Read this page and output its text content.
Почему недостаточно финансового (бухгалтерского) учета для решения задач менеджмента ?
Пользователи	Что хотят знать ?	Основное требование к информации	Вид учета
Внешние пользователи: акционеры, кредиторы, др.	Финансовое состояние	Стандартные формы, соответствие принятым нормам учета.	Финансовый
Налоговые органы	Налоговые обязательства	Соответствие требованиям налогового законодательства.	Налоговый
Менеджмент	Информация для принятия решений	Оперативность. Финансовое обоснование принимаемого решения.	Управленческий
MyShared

# # #

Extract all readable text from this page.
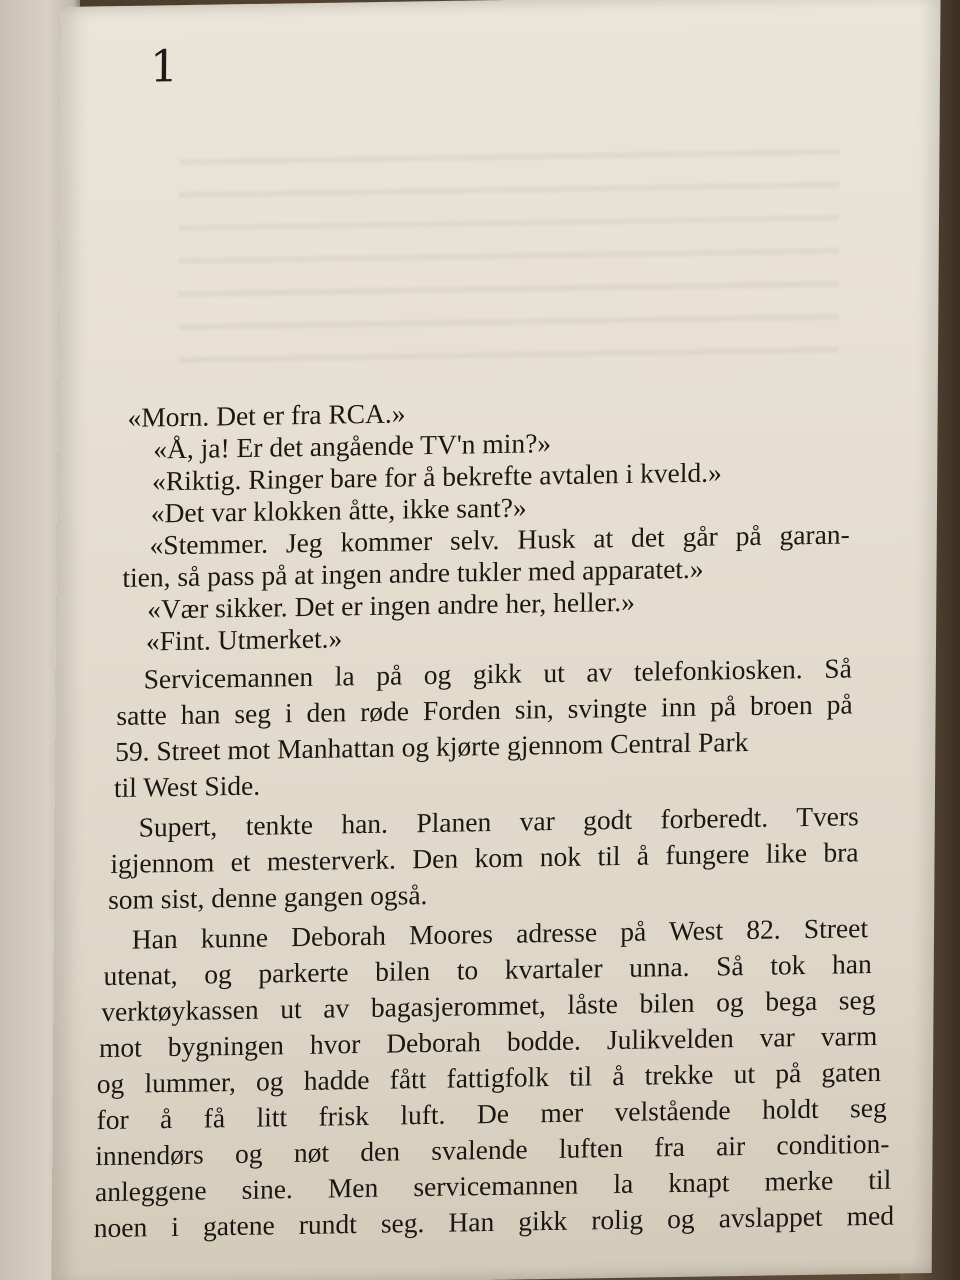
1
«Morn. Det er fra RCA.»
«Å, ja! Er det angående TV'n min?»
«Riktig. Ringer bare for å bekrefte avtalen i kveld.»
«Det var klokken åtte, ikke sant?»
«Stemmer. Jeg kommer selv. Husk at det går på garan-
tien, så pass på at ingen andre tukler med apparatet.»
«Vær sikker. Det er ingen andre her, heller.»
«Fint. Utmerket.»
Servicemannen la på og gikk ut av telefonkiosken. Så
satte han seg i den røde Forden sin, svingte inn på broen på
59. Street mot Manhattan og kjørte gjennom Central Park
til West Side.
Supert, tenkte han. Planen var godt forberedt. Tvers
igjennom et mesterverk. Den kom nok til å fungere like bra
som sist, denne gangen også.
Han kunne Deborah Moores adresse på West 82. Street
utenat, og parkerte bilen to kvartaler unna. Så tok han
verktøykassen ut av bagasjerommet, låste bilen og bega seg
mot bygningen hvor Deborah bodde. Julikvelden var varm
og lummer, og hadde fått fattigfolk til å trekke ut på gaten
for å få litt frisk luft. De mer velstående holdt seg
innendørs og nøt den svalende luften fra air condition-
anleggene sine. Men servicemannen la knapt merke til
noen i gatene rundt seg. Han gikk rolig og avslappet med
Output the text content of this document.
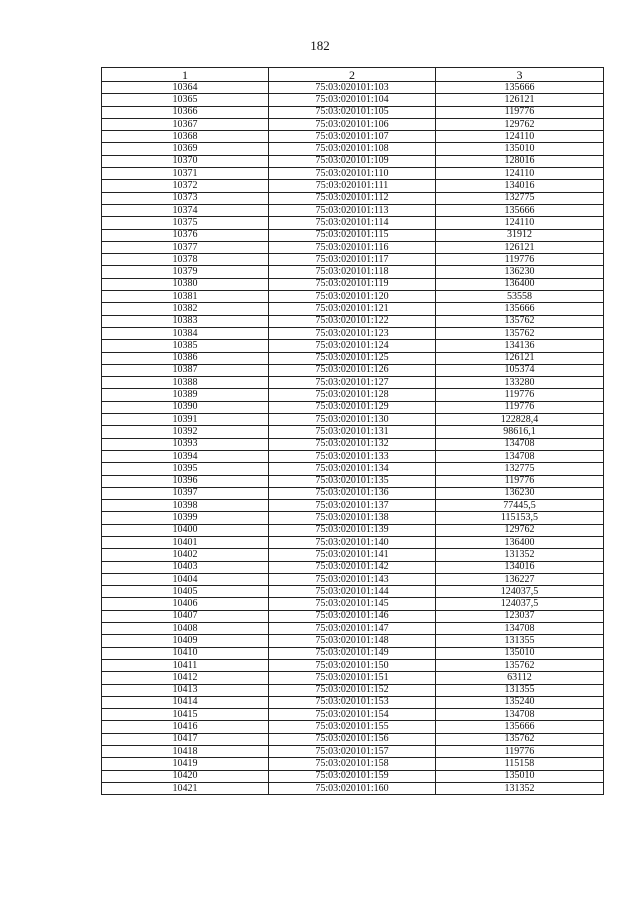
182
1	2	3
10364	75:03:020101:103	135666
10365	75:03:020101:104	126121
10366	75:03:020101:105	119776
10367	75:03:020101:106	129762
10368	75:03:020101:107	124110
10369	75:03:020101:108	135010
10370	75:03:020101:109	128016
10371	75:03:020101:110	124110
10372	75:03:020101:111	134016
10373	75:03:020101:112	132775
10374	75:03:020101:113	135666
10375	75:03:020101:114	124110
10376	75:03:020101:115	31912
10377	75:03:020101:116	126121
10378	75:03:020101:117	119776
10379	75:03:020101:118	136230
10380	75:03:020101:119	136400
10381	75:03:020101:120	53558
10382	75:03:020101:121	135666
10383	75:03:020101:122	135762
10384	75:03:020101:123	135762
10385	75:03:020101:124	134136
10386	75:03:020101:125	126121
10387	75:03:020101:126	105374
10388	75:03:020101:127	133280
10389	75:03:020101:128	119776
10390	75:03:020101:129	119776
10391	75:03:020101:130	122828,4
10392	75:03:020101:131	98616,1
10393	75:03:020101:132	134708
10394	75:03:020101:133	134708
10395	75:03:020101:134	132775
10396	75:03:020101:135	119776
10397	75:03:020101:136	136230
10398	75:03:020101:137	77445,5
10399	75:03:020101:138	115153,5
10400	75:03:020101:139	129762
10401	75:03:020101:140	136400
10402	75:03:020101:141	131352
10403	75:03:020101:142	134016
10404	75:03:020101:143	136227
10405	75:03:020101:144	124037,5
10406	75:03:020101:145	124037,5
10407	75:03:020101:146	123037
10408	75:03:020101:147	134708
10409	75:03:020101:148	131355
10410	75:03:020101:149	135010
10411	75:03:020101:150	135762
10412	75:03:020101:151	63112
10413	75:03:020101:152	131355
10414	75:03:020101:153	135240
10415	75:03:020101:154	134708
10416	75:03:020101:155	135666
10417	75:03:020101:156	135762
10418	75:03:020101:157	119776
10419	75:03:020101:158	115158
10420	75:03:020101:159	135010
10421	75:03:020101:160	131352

# # #

### Task statement
From the listing above, copy every line that includes the word "page".

### Task response
Read this page and output its text content.
Extract all readable text from this page.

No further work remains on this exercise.